Chart and figure data

• • • •

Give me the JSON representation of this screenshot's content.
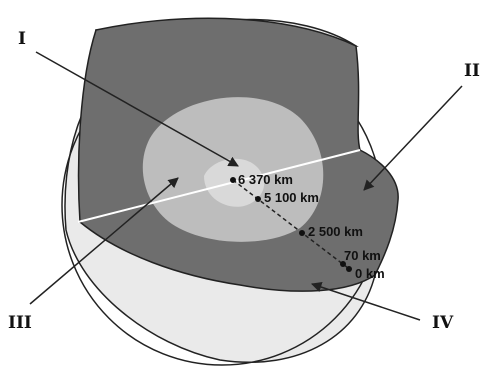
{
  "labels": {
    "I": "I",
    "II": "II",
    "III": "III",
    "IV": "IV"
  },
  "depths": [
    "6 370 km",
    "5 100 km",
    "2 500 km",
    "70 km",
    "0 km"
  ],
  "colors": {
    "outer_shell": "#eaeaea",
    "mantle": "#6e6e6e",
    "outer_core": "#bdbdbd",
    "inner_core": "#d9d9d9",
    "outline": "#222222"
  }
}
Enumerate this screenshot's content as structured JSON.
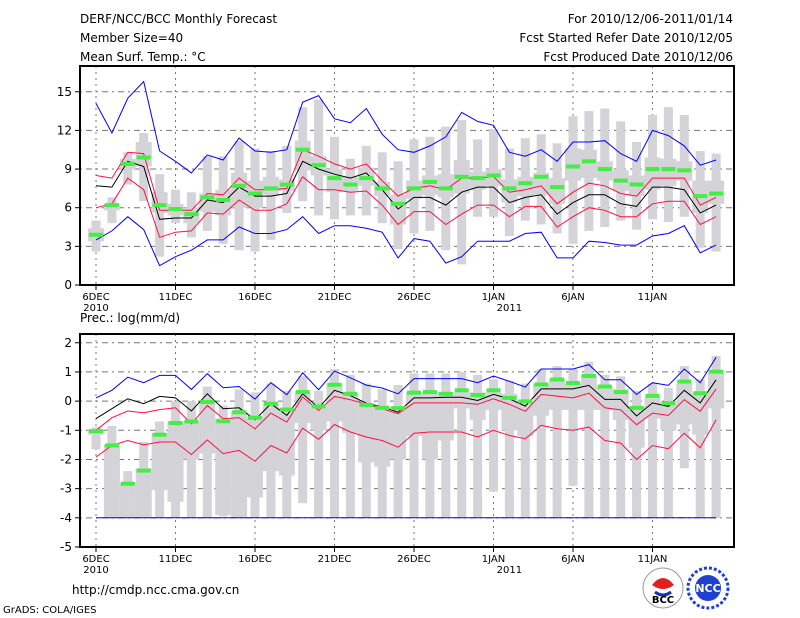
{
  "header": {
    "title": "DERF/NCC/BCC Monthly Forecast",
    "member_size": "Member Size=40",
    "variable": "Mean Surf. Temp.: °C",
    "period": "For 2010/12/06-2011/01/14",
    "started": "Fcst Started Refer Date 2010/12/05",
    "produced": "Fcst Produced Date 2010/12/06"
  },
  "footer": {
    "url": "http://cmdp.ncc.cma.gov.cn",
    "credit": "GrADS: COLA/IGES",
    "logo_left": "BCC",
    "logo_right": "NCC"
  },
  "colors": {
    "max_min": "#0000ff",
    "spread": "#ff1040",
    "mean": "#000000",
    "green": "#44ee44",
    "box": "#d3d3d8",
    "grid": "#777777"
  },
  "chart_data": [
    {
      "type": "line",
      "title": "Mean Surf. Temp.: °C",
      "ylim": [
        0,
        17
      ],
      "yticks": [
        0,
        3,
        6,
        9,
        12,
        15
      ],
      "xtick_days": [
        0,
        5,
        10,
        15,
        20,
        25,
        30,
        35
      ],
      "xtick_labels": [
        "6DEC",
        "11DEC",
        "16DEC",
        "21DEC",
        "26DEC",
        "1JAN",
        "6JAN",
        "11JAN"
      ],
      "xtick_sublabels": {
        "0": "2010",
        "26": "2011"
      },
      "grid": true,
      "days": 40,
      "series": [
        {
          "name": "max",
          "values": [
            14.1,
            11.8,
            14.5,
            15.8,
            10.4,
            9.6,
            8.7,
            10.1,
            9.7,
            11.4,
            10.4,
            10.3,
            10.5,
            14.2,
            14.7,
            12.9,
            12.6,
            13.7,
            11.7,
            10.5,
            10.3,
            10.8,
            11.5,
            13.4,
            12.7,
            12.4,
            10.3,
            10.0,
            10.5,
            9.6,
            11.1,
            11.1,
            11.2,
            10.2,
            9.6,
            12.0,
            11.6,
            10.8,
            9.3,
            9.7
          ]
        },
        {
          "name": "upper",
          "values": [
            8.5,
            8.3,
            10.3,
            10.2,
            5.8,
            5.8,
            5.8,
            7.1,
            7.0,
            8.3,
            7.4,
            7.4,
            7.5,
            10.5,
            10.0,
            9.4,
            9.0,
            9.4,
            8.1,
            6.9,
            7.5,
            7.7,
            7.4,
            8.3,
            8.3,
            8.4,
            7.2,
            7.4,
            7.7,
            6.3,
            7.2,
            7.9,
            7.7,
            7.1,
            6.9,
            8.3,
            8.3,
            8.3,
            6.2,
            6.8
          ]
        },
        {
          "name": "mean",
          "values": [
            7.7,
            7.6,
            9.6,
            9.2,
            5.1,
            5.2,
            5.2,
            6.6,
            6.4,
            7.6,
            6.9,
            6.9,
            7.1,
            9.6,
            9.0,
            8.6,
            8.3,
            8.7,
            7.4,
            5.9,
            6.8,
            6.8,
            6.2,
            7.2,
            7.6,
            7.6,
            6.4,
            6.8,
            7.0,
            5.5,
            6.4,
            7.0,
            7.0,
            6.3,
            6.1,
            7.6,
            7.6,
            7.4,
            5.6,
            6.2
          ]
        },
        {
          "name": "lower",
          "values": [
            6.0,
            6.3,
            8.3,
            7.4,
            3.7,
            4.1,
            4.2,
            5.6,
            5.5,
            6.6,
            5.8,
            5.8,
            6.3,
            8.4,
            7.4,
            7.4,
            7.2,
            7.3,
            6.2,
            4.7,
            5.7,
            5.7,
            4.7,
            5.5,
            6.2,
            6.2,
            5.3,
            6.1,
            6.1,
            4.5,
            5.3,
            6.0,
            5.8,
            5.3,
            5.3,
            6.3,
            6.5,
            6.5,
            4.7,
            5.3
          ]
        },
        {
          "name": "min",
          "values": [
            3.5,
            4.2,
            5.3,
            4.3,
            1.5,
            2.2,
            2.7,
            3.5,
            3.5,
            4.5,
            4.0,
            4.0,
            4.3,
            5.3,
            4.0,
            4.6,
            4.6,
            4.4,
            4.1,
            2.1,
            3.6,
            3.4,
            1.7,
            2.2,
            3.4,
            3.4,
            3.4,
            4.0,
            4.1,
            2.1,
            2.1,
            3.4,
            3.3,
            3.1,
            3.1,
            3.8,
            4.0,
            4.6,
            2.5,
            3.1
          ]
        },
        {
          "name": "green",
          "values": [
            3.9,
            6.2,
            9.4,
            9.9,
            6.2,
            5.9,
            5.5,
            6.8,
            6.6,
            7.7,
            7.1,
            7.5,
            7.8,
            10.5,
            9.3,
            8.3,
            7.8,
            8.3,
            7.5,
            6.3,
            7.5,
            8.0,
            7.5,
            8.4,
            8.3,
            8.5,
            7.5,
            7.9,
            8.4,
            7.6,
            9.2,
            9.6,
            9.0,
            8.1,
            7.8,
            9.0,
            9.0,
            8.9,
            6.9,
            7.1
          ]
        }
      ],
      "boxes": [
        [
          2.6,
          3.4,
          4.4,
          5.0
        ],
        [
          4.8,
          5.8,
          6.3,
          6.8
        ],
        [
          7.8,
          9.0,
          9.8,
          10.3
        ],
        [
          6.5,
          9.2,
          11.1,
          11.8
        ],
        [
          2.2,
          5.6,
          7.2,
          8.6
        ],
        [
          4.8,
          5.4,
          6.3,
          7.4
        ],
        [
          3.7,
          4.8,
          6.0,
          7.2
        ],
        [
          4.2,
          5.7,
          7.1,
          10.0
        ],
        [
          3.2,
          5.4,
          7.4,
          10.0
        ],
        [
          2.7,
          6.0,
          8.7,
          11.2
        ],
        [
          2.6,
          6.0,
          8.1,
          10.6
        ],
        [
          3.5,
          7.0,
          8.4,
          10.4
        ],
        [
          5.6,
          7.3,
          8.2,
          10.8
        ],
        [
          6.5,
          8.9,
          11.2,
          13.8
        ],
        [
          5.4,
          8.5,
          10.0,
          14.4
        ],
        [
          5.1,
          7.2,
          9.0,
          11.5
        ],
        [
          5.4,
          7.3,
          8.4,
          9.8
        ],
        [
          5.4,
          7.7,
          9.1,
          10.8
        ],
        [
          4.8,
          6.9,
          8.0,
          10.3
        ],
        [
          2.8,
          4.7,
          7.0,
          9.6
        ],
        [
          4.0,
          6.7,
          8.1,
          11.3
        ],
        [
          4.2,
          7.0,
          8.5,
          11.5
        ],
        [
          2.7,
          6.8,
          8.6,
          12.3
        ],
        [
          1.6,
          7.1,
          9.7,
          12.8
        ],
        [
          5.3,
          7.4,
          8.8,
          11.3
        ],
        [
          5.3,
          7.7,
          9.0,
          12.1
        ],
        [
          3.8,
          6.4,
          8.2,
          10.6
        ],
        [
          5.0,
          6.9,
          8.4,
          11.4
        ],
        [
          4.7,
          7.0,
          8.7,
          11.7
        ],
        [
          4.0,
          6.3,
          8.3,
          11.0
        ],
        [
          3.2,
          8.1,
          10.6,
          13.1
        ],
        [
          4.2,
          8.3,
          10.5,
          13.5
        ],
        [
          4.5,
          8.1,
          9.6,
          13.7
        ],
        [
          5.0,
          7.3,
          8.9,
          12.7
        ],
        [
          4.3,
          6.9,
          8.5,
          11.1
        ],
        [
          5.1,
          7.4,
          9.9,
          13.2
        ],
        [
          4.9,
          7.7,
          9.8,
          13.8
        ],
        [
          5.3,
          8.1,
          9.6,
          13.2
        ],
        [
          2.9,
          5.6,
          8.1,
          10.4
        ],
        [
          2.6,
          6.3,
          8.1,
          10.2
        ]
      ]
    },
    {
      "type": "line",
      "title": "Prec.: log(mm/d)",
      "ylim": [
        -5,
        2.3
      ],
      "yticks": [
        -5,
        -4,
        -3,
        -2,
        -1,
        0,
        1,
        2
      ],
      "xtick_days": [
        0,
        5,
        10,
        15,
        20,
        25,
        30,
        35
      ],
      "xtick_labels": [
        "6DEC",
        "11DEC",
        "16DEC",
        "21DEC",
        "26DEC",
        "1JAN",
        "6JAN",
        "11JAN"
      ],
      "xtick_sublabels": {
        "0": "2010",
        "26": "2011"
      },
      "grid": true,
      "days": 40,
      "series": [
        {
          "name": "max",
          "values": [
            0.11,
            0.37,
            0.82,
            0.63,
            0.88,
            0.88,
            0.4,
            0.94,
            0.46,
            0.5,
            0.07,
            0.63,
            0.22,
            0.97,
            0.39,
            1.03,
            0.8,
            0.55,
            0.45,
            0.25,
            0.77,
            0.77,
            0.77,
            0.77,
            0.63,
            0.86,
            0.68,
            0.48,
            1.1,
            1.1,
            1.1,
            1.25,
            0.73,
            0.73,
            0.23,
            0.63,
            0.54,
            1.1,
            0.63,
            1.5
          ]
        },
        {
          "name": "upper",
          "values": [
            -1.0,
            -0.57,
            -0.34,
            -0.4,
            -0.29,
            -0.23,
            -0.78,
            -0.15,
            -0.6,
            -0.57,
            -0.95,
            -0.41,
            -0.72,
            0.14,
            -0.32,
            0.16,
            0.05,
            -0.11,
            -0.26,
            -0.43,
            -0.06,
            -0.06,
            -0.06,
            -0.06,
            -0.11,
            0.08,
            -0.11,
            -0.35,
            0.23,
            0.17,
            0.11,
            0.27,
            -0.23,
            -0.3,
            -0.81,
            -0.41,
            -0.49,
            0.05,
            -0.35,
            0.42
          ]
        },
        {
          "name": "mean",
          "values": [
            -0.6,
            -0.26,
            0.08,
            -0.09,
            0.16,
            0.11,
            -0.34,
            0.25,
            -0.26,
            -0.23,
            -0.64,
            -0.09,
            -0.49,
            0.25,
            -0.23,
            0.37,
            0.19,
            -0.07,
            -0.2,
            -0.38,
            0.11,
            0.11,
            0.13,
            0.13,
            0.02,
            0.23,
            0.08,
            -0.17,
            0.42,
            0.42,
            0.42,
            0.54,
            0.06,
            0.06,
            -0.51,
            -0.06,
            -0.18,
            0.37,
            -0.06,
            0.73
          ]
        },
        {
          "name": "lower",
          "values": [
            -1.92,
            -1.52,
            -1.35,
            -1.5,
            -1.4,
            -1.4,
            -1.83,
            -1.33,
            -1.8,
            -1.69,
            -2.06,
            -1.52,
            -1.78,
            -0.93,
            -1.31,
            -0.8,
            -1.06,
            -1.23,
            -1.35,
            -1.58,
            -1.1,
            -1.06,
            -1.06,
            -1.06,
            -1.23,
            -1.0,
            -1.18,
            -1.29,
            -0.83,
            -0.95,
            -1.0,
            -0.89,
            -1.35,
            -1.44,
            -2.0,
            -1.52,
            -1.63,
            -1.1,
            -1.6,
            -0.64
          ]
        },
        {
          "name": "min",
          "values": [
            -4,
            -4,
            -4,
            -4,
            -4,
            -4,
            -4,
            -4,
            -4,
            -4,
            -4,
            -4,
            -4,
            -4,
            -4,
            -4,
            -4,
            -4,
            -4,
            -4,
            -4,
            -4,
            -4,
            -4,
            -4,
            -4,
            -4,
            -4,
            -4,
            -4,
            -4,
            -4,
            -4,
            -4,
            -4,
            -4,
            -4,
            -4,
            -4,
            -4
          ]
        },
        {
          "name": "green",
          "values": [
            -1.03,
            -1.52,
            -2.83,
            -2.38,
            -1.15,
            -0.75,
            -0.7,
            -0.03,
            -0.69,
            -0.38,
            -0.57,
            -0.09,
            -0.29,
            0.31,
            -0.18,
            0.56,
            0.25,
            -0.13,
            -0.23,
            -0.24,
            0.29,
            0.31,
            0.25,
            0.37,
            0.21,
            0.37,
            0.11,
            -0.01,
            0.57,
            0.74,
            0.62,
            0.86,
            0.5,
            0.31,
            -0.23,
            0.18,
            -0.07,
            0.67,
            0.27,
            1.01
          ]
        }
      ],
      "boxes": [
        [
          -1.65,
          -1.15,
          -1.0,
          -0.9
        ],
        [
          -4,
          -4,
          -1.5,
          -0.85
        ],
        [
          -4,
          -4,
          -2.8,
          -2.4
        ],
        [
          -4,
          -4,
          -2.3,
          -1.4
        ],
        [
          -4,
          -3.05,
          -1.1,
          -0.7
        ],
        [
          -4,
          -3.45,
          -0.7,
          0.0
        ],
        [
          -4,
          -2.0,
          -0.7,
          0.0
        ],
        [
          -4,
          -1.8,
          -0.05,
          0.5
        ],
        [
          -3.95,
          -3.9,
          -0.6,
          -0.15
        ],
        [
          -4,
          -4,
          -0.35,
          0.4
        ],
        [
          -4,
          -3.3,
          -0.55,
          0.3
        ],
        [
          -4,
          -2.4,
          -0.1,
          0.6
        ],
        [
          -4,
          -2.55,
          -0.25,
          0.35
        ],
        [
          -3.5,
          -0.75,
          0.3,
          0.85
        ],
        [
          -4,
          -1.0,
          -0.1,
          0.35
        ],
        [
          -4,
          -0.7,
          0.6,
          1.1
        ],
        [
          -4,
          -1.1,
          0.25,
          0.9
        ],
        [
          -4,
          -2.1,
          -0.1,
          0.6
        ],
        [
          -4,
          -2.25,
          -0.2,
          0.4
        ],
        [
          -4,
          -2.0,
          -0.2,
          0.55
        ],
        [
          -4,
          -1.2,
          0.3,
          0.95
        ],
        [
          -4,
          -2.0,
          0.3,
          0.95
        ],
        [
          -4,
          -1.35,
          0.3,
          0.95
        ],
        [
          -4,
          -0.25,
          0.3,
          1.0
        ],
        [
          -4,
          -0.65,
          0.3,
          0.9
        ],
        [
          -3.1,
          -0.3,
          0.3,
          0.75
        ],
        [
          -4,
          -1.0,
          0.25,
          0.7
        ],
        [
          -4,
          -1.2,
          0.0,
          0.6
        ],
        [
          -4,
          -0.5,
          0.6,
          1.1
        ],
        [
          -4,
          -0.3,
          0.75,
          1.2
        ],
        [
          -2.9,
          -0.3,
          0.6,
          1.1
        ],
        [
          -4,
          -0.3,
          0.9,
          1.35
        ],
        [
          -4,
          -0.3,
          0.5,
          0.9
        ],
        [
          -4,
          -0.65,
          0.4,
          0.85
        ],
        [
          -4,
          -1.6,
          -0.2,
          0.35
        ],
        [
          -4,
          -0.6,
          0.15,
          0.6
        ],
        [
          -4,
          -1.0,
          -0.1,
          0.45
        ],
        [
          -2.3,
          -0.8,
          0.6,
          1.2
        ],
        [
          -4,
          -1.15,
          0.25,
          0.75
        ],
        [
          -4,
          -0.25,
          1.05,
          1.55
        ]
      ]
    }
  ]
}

• • • •

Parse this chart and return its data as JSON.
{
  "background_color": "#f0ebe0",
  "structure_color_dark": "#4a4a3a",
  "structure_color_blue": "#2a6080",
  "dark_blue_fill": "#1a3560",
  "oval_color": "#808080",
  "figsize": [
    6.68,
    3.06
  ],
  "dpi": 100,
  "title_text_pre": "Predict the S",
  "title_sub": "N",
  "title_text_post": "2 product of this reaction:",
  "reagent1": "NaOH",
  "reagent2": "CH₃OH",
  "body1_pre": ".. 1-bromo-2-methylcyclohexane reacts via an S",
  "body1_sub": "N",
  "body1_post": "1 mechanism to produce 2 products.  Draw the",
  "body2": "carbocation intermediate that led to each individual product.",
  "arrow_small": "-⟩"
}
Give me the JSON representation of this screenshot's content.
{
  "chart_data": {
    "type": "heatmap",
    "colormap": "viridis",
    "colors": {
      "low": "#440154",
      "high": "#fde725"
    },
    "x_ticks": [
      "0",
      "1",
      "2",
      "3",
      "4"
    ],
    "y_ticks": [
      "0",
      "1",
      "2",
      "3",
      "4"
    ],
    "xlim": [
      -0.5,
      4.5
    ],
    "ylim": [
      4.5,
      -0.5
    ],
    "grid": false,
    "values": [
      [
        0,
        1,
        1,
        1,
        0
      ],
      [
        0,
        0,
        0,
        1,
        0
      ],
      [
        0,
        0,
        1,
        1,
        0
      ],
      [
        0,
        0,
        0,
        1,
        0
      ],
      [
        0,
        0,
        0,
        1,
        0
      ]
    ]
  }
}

• • • •

> _WHAT THE TASK ASKS_
Return from the data every line that holds "Date".

> _ANSWER FOR THIS EXERCISE_
    "started": "Fcst Started Refer Date 2010/12/05",
    "produced": "Fcst Produced Date 2010/12/06"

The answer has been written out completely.